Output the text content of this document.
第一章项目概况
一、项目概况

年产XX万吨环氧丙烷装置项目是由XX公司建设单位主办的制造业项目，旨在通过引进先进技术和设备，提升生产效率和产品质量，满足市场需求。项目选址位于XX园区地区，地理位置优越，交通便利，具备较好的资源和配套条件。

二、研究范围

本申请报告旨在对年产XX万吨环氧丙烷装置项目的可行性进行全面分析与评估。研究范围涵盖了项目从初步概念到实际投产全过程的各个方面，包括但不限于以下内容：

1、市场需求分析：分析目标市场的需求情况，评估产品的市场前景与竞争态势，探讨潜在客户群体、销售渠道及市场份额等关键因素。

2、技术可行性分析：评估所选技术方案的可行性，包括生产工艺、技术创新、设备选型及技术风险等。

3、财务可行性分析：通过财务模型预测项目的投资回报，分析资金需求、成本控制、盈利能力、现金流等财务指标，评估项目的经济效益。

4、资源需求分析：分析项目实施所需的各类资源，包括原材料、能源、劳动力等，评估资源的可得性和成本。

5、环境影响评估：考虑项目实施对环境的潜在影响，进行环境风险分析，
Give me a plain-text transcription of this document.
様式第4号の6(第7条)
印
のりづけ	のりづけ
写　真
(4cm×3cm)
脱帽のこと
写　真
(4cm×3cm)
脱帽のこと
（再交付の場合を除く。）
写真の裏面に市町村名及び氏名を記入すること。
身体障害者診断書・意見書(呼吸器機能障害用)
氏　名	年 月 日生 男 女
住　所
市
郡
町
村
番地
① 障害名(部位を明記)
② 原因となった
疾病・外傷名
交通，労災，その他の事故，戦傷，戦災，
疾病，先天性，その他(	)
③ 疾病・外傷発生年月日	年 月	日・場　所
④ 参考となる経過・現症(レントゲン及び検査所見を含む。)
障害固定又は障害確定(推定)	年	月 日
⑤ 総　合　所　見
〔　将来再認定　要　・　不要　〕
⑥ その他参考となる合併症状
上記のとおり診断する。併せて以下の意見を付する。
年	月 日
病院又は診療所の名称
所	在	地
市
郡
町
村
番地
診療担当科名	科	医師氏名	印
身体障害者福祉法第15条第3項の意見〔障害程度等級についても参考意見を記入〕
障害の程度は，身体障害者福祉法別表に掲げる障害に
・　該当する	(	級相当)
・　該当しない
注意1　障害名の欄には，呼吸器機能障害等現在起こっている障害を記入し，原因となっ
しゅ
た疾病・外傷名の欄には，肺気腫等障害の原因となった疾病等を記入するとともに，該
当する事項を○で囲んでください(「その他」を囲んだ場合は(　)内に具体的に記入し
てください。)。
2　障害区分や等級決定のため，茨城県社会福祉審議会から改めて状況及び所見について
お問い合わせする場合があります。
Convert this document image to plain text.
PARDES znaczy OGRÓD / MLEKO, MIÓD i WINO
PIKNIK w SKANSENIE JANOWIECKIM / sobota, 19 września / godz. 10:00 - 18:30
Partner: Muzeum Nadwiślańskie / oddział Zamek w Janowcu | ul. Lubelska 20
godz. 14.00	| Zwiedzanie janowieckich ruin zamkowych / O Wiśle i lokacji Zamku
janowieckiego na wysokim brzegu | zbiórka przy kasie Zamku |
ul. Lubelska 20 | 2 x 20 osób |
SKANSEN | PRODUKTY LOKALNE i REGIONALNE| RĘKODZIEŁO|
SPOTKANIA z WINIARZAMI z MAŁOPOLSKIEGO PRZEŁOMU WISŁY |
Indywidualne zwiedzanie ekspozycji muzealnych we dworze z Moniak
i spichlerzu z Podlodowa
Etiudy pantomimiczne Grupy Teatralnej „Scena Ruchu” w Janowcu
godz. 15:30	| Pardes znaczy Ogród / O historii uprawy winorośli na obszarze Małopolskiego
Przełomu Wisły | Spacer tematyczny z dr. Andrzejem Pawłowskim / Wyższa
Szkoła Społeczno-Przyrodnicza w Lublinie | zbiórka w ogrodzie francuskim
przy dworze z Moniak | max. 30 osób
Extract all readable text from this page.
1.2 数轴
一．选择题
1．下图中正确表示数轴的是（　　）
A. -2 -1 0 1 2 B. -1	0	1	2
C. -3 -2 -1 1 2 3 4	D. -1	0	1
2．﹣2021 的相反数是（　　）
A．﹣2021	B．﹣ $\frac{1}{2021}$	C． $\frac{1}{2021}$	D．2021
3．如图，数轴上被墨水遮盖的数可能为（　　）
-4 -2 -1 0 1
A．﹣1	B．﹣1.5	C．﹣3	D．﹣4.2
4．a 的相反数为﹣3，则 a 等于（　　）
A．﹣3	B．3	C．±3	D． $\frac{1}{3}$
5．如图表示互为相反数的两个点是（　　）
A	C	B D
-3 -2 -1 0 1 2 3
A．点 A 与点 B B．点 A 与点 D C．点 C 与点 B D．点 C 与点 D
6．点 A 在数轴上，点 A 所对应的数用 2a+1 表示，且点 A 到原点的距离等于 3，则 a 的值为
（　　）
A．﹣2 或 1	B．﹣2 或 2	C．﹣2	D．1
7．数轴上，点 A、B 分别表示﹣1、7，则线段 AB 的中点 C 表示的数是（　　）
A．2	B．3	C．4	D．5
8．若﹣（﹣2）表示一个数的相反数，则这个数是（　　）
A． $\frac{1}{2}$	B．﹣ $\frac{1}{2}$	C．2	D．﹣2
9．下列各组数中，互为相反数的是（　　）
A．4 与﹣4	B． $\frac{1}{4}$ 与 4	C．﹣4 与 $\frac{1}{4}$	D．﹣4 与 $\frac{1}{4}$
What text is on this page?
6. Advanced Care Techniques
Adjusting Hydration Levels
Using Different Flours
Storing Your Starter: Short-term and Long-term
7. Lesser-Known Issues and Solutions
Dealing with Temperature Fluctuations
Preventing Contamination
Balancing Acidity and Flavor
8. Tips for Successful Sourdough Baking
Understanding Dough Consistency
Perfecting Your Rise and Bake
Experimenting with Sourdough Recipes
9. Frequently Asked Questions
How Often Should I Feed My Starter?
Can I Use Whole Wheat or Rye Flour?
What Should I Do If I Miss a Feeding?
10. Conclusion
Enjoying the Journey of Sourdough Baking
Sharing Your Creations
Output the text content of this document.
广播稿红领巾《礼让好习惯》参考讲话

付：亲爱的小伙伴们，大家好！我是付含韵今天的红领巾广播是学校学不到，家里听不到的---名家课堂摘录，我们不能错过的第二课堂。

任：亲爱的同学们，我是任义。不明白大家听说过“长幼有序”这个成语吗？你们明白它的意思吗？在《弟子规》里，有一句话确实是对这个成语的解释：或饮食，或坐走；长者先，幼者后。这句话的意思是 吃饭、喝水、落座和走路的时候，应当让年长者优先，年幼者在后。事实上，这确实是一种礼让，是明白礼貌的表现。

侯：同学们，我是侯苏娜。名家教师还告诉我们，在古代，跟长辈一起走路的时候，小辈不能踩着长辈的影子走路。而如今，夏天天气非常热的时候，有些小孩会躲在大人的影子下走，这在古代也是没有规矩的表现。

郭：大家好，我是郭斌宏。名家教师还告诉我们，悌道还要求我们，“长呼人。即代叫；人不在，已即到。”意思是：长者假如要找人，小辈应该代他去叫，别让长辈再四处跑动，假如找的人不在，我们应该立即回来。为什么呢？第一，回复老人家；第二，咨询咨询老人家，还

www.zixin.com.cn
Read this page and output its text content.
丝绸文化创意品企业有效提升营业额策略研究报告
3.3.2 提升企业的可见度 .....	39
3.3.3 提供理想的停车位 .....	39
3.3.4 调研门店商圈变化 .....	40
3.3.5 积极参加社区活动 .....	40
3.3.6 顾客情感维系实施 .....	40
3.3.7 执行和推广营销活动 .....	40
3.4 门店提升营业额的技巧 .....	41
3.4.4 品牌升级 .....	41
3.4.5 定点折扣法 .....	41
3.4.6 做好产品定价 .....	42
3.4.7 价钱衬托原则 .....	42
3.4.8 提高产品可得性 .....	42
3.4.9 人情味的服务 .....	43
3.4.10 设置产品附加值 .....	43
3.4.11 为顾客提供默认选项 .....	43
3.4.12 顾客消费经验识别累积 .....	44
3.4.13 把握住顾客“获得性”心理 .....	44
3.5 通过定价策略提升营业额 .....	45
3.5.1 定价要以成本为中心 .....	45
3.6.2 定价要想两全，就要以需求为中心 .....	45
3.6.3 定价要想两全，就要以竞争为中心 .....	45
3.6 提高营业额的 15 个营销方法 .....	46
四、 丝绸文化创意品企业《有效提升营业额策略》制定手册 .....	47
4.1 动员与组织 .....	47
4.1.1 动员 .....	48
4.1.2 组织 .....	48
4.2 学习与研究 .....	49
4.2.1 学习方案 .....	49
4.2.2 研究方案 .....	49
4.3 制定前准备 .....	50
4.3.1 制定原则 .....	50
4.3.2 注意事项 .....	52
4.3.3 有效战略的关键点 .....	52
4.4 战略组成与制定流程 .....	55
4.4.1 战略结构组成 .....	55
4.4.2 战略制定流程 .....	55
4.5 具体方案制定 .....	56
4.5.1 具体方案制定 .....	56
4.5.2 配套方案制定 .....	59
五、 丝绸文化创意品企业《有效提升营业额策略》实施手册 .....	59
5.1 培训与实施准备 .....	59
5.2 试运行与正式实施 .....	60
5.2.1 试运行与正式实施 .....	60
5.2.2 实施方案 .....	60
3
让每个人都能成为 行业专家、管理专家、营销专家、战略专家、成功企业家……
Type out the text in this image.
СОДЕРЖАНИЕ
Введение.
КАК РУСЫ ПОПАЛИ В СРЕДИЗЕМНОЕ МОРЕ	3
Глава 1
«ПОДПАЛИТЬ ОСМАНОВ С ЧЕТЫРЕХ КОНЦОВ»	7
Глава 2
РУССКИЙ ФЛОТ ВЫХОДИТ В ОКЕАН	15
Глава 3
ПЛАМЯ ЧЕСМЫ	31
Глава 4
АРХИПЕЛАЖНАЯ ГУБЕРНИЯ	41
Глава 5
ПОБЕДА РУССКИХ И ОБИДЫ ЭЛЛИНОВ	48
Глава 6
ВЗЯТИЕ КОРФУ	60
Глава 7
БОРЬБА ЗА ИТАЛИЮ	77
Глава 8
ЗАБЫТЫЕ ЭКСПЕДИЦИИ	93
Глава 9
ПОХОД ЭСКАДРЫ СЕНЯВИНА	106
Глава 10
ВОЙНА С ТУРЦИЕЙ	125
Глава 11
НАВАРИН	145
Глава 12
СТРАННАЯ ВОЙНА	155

────

» What to produce
Work through the records line by line and tally those with the word "this". Report only the total.

» Written answer
8